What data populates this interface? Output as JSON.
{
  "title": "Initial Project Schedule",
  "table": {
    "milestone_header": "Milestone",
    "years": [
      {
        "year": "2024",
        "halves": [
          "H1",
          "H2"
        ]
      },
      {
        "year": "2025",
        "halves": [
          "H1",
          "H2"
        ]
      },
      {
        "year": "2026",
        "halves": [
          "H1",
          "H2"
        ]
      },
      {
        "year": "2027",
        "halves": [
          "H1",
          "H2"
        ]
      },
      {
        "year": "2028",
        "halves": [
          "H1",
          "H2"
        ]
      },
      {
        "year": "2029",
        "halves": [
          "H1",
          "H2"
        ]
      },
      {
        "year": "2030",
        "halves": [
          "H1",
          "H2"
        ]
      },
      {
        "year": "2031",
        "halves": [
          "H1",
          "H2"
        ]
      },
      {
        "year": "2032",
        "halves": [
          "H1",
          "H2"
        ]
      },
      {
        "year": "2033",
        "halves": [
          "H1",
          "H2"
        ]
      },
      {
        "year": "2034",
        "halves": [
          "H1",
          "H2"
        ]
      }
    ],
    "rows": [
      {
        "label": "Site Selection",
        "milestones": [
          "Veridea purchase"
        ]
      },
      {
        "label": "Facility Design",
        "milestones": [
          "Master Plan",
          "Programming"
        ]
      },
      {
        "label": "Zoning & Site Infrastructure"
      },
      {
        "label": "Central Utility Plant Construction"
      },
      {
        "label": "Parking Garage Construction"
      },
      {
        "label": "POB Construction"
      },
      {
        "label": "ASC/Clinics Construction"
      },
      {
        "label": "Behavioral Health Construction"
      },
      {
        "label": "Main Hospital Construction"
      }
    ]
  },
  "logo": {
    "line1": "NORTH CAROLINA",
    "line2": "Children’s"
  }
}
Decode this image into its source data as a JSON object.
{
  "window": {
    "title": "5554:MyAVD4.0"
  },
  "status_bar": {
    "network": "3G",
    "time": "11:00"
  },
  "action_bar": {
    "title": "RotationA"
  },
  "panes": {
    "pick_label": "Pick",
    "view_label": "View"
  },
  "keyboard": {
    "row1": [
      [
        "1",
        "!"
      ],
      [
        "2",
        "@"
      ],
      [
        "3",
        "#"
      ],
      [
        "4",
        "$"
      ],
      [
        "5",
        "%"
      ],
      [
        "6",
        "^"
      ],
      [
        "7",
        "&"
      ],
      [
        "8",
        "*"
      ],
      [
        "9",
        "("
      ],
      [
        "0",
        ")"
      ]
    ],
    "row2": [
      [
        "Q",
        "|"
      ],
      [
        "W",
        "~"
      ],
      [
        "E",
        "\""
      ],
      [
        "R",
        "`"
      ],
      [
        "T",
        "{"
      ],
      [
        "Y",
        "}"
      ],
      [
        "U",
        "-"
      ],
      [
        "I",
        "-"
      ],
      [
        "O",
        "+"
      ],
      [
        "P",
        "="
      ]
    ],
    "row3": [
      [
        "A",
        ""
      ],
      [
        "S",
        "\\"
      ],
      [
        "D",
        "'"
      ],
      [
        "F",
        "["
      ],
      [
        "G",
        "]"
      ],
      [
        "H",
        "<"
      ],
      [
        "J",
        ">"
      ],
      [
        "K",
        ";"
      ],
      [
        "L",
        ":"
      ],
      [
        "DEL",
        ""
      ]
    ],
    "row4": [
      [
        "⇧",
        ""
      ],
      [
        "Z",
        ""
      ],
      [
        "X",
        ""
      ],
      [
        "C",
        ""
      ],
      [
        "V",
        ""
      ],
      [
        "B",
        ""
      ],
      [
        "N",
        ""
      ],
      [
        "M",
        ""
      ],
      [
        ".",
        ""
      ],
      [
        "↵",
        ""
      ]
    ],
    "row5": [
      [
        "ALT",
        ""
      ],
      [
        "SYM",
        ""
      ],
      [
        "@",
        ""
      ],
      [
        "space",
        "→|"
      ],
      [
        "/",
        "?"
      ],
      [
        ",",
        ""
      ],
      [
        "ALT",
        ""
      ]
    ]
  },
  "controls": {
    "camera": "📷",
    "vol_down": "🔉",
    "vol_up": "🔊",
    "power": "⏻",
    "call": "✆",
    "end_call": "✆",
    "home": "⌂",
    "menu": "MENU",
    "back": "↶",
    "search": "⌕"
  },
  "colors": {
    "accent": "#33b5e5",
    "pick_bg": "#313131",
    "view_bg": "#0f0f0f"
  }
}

REQUIRED TASK: Find how many lines in the listing hold "JSON", and reply with that number only.

THE SOLUTION: 2